[Job]:
Copy the lines of the entries from the line with "x-tick-label: 140 [875, 535, 907, 559]" to the line with "caption-polish: Rys. 10.", both included, word for word.

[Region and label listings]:
---

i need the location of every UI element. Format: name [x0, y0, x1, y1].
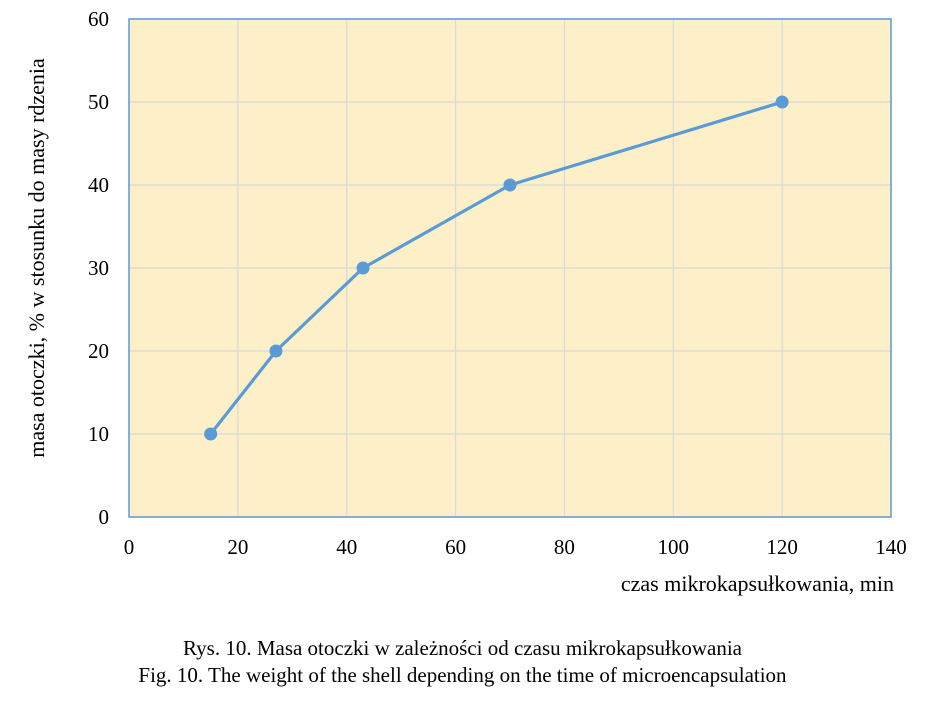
x-tick-label: 140 [875, 535, 907, 559]
x-tick-label: 120 [766, 535, 798, 559]
data-point [269, 344, 283, 358]
x-tick-label: 100 [658, 535, 690, 559]
y-tick-label: 20 [88, 339, 109, 363]
caption-english: Fig. 10. The weight of the shell dependi… [138, 663, 787, 687]
y-tick-label: 10 [88, 422, 109, 446]
y-tick-label: 30 [88, 256, 109, 280]
line-chart: 0 10 20 30 40 50 60 0 20 40 60 80 100 120 140 masa ot… [24, 7, 907, 596]
caption-polish: Rys. 10. Masa otoczki w zależności od cz… [182, 636, 742, 660]
figure-caption: Rys. 10. Masa otoczki w zależności od cz… [0, 635, 925, 689]
x-tick-labels: 0 20 40 60 80 100 120 140 [124, 535, 907, 559]
data-point [503, 178, 517, 192]
x-tick-label: 40 [336, 535, 357, 559]
y-tick-label: 0 [99, 505, 110, 529]
y-tick-label: 40 [88, 173, 109, 197]
y-tick-label: 60 [88, 7, 109, 31]
data-point [356, 261, 370, 275]
series-group [204, 95, 789, 441]
x-tick-label: 80 [554, 535, 575, 559]
data-point [204, 427, 218, 441]
x-tick-label: 0 [124, 535, 135, 559]
y-axis-title: masa otoczki, % w stosunku do masy rdzen… [24, 58, 49, 458]
y-tick-labels: 0 10 20 30 40 50 60 [88, 7, 109, 529]
x-axis-title: czas mikrokapsułkowania, min [621, 571, 894, 596]
y-tick-label: 50 [88, 90, 109, 114]
x-tick-label: 20 [227, 535, 248, 559]
x-tick-label: 60 [445, 535, 466, 559]
data-point [775, 95, 789, 109]
plot-frame [128, 18, 892, 518]
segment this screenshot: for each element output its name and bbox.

---

[Exercise answer]:
x-tick-label: 140 [875, 535, 907, 559]
x-tick-label: 120 [766, 535, 798, 559]
data-point [269, 344, 283, 358]
x-tick-label: 100 [658, 535, 690, 559]
y-tick-label: 20 [88, 339, 109, 363]
caption-english: Fig. 10. The weight of the shell dependi… [138, 663, 787, 687]
y-tick-label: 10 [88, 422, 109, 446]
y-tick-label: 30 [88, 256, 109, 280]
line-chart: 0 10 20 30 40 50 60 0 20 40 60 80 100 120 140 masa ot… [24, 7, 907, 596]
caption-polish: Rys. 10. Masa otoczki w zależności od cz… [182, 636, 742, 660]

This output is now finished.